Exercise goal: Sort through the data and copy the lines holding the word "this".
##### Raw data
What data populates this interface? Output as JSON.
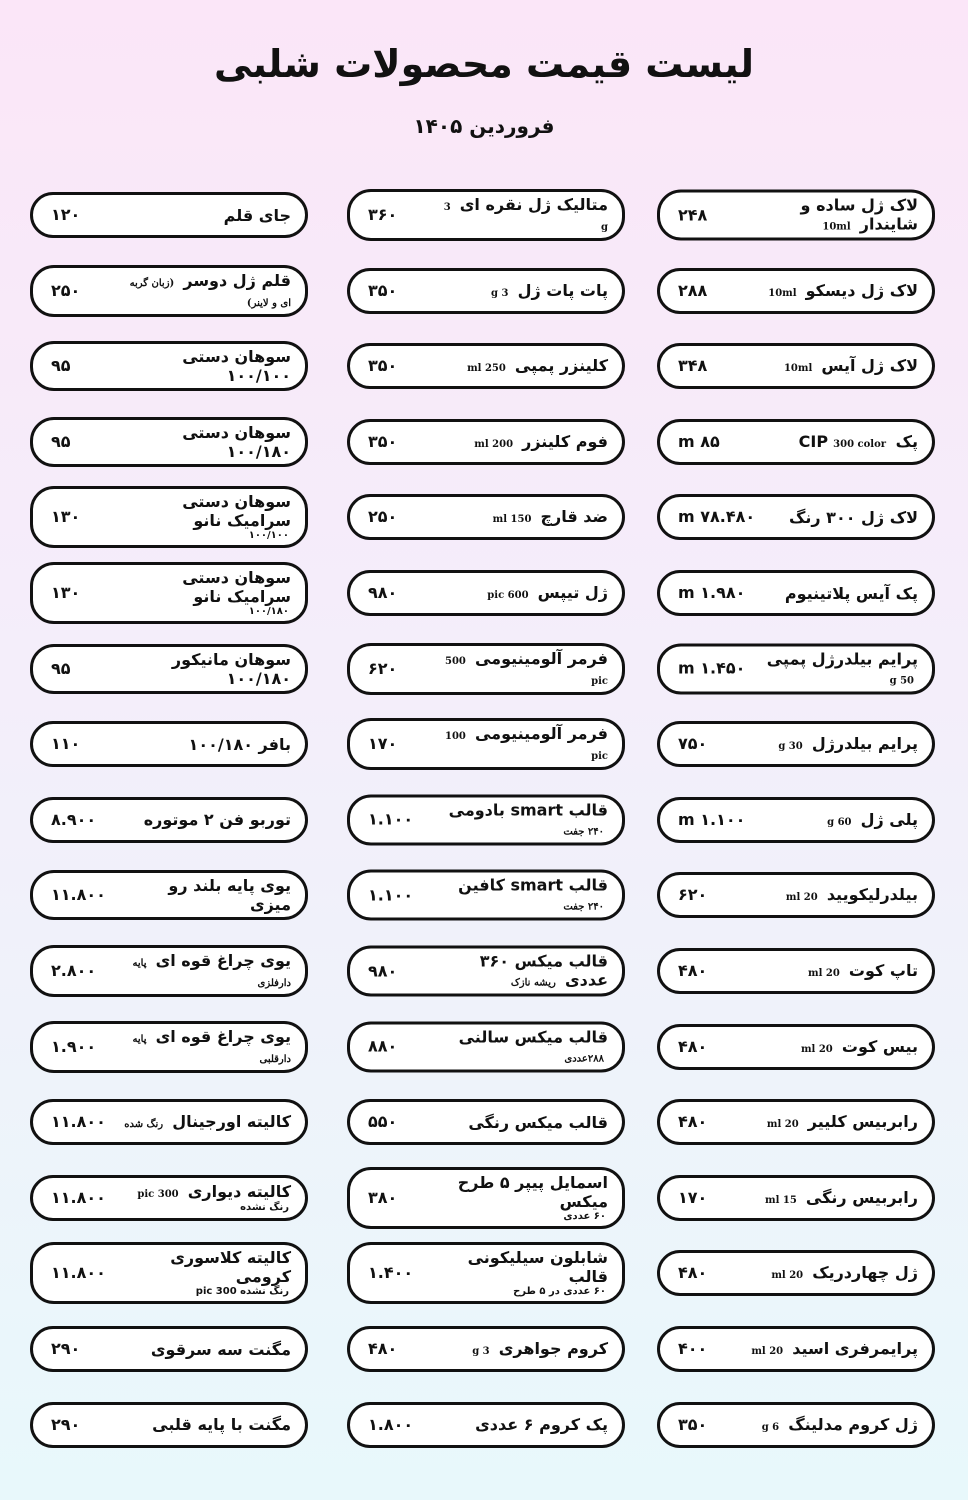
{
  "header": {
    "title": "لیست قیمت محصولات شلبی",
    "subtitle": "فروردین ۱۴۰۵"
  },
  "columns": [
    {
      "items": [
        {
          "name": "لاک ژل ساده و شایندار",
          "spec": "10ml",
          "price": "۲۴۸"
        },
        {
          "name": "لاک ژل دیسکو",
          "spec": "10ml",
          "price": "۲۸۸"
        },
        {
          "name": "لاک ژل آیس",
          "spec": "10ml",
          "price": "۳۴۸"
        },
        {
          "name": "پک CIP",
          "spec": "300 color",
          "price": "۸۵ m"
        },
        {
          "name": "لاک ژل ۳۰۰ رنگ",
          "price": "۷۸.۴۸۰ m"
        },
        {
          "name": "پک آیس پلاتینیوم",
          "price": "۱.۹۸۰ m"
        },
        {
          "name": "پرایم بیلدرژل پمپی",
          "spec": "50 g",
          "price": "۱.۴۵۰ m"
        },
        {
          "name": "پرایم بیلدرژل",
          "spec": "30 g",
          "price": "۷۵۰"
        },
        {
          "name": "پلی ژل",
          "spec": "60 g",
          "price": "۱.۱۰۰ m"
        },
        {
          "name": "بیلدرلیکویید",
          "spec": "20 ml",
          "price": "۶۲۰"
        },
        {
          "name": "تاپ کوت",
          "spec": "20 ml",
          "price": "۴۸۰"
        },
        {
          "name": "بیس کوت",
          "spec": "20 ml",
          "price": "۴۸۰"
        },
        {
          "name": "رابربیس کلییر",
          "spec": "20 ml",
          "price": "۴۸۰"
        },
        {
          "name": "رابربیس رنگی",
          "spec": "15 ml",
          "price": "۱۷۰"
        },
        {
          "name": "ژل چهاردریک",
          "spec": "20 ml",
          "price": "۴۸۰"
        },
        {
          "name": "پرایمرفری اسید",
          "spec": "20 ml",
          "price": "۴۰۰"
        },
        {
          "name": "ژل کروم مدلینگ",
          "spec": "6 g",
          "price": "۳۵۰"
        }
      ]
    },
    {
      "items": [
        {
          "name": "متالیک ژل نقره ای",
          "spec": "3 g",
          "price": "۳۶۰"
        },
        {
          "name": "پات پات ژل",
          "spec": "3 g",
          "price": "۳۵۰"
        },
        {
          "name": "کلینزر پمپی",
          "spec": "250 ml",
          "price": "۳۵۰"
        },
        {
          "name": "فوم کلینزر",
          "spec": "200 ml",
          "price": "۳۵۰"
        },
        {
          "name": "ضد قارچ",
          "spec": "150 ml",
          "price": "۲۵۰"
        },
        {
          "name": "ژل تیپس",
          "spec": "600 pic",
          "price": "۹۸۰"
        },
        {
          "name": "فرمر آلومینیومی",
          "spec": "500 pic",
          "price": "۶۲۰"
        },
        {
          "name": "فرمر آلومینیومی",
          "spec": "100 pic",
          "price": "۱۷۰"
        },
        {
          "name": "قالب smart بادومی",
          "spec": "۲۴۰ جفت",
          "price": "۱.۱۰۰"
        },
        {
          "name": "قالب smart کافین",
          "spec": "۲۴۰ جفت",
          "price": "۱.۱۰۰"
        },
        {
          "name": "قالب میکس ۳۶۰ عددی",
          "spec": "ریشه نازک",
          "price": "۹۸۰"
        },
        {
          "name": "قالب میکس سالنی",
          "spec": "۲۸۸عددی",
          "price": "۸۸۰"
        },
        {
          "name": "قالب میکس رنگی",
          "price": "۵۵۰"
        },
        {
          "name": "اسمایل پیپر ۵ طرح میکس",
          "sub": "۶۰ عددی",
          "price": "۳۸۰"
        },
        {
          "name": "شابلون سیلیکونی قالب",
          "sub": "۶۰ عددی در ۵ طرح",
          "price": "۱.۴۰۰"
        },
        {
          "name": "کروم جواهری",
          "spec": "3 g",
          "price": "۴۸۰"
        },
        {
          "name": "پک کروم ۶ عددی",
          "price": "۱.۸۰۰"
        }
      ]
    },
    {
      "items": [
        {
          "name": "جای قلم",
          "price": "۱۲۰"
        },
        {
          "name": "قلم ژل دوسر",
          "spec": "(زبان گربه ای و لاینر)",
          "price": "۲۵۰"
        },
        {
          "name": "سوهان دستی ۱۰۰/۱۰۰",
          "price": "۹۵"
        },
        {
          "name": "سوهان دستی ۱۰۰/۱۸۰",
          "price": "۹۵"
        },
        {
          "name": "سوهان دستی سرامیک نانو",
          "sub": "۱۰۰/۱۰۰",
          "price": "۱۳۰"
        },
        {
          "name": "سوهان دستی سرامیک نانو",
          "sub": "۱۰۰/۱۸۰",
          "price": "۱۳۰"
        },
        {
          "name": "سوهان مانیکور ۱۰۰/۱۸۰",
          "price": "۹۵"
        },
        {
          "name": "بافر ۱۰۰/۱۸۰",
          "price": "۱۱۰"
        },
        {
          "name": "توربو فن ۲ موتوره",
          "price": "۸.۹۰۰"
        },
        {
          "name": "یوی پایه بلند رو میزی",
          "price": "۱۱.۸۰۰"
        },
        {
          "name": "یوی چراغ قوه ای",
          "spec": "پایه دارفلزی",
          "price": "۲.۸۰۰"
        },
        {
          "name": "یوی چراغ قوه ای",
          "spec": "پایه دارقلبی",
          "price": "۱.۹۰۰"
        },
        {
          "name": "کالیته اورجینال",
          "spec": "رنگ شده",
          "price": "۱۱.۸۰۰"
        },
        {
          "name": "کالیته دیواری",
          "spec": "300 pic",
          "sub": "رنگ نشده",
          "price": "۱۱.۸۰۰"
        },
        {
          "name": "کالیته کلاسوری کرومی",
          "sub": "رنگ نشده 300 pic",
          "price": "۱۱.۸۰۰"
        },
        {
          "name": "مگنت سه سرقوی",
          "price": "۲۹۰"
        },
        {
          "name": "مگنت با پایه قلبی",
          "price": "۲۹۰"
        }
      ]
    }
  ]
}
##########
##### Raw data
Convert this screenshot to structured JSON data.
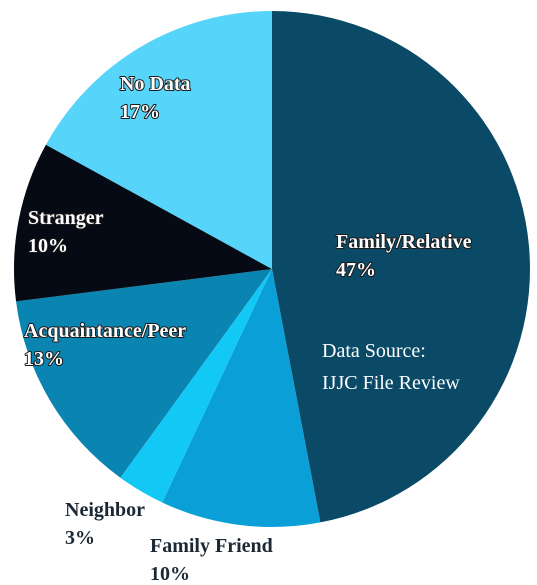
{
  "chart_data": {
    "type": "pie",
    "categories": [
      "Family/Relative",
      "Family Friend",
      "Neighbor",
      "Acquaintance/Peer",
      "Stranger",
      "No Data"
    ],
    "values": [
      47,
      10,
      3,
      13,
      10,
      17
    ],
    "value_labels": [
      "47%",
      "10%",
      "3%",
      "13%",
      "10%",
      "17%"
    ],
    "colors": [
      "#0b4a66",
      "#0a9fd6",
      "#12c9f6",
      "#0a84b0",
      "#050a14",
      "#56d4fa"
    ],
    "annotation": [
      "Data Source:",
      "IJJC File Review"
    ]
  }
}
##########
##### Raw data
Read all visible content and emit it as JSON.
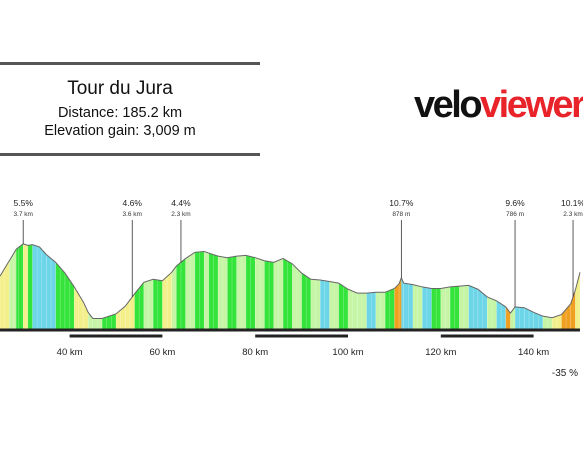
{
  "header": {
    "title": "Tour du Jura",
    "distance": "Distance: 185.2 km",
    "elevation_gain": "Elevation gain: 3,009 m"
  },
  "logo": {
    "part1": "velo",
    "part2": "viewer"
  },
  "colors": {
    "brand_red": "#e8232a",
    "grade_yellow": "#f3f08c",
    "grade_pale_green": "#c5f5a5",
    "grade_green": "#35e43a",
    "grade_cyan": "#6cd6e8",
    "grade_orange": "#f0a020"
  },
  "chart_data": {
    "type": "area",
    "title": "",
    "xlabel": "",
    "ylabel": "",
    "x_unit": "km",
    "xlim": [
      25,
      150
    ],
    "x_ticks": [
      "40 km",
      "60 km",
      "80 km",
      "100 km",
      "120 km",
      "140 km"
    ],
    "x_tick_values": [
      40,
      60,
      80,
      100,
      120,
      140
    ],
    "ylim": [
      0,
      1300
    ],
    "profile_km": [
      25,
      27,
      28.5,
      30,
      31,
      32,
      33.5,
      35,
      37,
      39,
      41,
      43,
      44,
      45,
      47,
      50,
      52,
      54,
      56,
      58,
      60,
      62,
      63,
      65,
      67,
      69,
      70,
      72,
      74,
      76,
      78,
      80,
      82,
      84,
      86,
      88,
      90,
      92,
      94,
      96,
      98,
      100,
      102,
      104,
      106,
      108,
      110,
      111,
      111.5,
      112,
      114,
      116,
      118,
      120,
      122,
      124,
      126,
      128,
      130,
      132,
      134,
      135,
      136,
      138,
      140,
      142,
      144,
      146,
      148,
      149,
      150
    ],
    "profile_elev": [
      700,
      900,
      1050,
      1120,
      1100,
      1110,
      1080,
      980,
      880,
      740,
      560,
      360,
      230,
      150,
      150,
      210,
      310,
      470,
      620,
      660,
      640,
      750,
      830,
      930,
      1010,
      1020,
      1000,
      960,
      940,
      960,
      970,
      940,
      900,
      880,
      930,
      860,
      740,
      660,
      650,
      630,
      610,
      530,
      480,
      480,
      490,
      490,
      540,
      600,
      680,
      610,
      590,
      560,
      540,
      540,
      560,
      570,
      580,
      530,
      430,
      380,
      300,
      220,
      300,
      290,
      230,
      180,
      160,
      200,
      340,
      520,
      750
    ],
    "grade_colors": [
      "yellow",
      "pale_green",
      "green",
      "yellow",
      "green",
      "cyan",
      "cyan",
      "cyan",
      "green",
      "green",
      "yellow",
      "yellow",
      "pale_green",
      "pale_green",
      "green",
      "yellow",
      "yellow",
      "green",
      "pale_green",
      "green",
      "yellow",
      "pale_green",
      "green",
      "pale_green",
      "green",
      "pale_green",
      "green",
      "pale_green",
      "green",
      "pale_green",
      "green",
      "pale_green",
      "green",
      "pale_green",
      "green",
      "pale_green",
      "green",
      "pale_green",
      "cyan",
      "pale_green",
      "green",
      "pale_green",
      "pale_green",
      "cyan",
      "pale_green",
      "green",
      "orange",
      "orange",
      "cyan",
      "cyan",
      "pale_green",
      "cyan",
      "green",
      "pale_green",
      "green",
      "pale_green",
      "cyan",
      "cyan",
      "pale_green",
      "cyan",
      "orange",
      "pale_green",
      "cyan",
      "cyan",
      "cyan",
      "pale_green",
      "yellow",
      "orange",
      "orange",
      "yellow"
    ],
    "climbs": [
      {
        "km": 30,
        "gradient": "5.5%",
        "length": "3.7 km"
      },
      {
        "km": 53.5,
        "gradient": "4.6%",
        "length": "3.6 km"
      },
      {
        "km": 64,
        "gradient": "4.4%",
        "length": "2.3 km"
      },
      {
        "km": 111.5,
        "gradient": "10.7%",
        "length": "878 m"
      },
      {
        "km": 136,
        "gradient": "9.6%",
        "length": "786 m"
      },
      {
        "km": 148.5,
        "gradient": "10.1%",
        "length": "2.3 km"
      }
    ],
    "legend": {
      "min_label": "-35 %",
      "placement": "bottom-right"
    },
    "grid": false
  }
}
##########
Task response:
What data populates this interface? Output as JSON.
Convert this screenshot to structured JSON data.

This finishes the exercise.